Find each line with the word "screenshot" and copy it.

------------------------------------------------------------------------

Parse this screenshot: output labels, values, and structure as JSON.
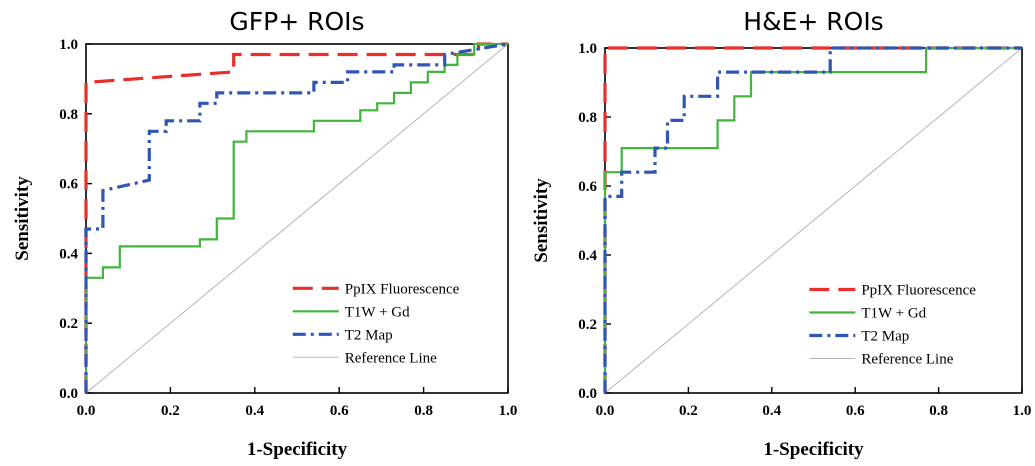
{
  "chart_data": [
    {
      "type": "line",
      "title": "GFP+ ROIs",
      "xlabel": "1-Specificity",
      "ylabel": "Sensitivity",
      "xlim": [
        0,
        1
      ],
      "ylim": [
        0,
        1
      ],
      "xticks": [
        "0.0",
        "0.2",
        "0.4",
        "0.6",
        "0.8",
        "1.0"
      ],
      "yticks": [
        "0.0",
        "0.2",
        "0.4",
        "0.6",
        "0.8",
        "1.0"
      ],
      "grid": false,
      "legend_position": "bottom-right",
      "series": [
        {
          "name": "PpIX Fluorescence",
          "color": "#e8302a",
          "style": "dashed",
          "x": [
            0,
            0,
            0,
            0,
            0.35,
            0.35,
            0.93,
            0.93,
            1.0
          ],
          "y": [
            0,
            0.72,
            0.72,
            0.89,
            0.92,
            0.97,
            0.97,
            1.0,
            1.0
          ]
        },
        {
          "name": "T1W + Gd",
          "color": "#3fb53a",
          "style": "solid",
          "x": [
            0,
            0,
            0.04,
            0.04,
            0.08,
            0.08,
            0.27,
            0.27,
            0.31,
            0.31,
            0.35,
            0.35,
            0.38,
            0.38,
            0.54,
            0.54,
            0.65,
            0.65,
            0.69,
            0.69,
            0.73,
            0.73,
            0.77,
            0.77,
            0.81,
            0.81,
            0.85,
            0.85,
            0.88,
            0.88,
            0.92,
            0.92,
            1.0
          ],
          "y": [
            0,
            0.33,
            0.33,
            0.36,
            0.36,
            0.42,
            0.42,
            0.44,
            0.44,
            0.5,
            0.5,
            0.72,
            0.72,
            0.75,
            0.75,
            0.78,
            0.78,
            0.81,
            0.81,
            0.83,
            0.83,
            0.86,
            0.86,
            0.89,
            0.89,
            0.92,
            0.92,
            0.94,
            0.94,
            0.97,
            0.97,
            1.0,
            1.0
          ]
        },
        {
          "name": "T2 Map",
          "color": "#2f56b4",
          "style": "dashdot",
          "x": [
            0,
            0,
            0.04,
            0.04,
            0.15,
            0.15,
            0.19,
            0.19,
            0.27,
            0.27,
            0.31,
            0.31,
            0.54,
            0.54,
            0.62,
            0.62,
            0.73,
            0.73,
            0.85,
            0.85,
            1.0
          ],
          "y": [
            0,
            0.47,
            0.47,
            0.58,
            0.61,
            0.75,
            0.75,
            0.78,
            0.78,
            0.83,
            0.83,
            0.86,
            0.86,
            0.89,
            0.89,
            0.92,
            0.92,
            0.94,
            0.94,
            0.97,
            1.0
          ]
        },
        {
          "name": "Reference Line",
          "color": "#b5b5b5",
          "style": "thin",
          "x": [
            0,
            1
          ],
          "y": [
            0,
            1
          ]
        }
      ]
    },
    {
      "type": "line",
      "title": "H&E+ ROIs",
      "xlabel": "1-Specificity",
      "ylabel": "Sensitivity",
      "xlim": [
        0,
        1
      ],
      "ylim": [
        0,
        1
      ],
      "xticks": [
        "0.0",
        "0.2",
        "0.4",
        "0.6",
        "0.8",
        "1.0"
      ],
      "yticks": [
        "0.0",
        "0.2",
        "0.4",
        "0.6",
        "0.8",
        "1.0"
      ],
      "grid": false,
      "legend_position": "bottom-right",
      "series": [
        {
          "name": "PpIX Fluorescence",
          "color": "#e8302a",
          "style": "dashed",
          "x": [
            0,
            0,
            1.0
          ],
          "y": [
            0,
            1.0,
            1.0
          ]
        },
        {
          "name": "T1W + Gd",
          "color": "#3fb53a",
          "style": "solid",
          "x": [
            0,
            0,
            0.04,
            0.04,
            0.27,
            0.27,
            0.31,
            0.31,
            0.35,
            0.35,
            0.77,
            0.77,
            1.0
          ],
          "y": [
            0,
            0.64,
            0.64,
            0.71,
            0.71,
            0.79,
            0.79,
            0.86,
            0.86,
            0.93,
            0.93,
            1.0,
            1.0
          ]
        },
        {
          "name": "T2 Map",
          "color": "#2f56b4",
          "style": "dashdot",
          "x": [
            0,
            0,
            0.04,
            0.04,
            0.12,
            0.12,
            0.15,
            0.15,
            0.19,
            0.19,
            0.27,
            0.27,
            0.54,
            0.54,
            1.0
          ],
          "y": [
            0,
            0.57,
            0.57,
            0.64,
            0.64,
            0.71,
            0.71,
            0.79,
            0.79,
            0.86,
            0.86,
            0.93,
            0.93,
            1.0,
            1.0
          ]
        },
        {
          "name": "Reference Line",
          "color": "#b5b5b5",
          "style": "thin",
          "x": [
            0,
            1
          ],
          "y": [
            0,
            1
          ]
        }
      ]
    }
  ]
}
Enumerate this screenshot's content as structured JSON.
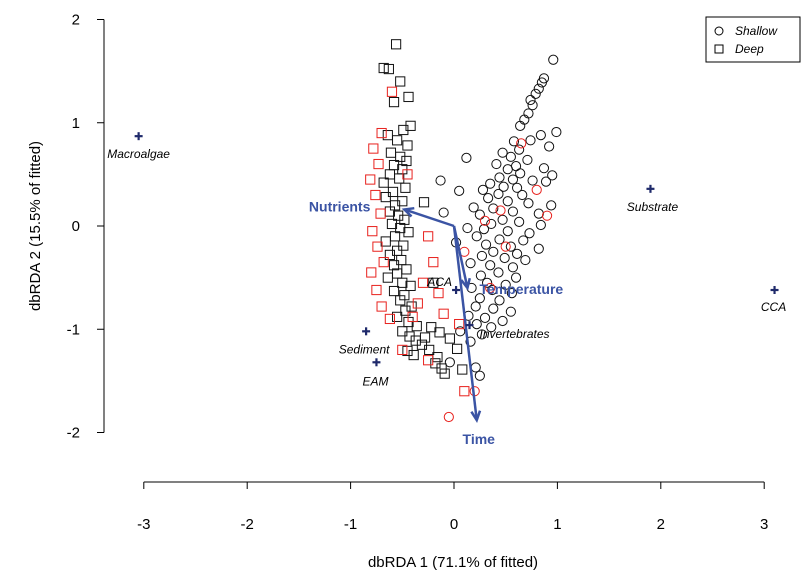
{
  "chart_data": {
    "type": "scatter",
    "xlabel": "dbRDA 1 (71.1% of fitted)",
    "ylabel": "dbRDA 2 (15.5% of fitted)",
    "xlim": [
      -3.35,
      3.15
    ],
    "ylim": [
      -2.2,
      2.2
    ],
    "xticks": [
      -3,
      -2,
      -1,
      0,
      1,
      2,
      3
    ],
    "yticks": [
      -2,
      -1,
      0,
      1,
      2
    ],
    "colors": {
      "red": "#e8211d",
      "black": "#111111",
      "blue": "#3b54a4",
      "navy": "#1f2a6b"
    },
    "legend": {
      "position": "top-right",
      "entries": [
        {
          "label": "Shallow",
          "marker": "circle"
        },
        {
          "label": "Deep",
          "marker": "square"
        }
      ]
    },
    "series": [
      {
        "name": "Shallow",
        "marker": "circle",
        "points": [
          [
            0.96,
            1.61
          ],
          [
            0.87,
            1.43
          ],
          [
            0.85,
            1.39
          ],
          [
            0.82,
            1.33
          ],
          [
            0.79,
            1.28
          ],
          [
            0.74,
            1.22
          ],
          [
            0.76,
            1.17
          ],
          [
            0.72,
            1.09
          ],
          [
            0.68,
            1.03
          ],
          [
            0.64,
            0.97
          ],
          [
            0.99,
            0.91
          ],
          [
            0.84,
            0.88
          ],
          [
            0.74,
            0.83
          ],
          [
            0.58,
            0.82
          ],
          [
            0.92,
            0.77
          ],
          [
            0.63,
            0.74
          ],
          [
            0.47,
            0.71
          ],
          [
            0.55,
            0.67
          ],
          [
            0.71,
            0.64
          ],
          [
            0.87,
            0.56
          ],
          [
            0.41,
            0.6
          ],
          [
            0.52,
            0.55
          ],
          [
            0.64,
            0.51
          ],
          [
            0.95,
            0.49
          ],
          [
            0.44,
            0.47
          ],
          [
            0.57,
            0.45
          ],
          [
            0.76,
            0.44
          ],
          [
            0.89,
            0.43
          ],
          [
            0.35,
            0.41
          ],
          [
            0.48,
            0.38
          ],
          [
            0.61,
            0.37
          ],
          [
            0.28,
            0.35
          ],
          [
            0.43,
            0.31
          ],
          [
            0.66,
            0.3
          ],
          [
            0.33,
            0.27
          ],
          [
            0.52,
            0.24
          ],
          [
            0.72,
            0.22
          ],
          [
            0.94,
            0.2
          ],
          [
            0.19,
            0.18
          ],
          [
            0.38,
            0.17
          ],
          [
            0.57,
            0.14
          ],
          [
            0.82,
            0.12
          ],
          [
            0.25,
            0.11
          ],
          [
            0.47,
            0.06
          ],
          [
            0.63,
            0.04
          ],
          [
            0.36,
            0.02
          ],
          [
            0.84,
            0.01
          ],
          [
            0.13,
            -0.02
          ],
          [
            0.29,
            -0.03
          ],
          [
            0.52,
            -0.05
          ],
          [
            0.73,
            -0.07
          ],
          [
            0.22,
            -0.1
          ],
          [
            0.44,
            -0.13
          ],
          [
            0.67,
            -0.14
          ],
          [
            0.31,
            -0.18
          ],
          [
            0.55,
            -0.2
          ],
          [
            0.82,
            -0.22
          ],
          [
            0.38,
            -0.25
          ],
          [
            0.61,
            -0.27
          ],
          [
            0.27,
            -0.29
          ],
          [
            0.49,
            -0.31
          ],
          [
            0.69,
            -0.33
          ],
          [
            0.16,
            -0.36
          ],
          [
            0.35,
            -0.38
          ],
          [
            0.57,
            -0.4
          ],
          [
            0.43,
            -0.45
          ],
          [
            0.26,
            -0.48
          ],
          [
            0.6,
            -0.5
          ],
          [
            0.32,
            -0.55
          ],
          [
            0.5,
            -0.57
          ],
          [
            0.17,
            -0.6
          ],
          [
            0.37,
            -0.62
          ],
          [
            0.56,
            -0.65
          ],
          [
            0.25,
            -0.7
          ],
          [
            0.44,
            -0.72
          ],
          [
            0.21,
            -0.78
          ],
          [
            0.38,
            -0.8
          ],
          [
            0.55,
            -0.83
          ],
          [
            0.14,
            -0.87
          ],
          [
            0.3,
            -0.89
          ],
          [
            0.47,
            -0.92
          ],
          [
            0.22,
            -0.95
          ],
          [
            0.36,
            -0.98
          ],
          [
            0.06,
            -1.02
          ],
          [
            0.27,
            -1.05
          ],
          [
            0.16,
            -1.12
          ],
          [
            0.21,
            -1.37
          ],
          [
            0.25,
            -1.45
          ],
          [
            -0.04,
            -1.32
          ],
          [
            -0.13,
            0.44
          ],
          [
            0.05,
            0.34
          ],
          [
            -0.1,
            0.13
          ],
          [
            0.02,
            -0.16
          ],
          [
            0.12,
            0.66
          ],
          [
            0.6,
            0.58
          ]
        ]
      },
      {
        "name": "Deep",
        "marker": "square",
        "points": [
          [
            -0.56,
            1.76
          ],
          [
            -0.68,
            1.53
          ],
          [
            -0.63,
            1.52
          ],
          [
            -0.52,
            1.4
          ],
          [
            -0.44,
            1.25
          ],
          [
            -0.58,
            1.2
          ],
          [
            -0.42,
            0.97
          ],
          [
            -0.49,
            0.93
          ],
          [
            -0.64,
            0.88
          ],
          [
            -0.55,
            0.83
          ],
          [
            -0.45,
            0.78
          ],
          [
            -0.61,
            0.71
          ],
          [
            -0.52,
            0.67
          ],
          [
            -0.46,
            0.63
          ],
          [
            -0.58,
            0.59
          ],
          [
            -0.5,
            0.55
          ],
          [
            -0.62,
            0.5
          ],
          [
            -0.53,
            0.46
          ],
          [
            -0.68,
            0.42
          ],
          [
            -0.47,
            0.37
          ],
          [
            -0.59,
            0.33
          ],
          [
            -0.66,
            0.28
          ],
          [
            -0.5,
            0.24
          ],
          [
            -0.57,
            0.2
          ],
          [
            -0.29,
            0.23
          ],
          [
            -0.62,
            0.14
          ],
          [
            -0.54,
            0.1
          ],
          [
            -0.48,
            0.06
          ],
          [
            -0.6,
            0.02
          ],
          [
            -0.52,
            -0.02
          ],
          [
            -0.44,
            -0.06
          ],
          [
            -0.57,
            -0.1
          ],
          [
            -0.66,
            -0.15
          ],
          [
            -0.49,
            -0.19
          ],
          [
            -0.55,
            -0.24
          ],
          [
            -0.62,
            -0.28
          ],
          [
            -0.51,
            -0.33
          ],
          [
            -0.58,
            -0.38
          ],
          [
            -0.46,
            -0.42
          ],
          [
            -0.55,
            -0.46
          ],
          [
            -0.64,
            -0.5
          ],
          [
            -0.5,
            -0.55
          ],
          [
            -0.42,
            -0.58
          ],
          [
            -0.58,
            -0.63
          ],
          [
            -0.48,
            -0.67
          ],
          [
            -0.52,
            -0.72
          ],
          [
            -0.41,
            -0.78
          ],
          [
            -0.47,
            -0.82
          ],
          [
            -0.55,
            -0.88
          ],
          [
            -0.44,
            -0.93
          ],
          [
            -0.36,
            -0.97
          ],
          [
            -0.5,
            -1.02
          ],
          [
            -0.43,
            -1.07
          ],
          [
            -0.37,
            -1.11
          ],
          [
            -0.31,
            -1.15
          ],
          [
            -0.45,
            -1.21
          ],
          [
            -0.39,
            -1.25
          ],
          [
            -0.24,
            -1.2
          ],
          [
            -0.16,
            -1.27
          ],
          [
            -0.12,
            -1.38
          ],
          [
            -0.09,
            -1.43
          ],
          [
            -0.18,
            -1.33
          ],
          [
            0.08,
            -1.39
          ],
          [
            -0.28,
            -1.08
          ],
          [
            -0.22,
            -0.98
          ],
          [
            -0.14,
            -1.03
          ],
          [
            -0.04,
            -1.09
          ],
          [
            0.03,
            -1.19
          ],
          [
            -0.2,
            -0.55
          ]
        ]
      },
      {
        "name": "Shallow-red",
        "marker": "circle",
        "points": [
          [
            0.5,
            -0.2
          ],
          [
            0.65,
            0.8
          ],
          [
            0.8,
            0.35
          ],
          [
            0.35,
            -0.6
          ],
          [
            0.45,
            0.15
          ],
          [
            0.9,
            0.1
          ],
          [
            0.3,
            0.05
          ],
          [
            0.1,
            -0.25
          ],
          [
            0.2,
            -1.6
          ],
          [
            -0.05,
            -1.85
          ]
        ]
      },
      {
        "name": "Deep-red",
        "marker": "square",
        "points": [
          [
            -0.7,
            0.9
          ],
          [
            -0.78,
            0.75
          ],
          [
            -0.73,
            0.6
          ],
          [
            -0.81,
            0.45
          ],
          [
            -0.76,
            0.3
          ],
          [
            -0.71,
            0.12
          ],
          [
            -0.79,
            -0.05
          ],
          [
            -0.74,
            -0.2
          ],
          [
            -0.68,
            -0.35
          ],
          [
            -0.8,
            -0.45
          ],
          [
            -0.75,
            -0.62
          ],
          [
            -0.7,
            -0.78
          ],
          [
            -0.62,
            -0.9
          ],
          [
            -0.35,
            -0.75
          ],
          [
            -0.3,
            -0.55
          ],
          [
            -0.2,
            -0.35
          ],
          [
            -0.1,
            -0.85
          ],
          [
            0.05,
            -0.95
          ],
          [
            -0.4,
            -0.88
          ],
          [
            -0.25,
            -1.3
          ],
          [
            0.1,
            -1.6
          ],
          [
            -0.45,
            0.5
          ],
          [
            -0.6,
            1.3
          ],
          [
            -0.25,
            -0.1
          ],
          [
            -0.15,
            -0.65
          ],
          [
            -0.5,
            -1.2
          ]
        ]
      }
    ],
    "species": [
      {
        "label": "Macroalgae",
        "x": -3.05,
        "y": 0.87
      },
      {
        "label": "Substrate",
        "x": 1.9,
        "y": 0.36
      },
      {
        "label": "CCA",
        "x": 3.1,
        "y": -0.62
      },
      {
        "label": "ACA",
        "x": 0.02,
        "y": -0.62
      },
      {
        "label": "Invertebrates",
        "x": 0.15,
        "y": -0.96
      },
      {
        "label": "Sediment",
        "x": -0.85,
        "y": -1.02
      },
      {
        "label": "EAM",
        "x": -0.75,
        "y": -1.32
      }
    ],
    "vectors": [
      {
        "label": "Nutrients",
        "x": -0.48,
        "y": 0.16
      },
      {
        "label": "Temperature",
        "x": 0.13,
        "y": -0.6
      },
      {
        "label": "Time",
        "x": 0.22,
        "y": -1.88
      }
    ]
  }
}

------------------------------------------------------------------------

TASK SOLUTION
Parse this screenshot: output labels, values, and structure as JSON.
Enumerate this screenshot's content as structured JSON.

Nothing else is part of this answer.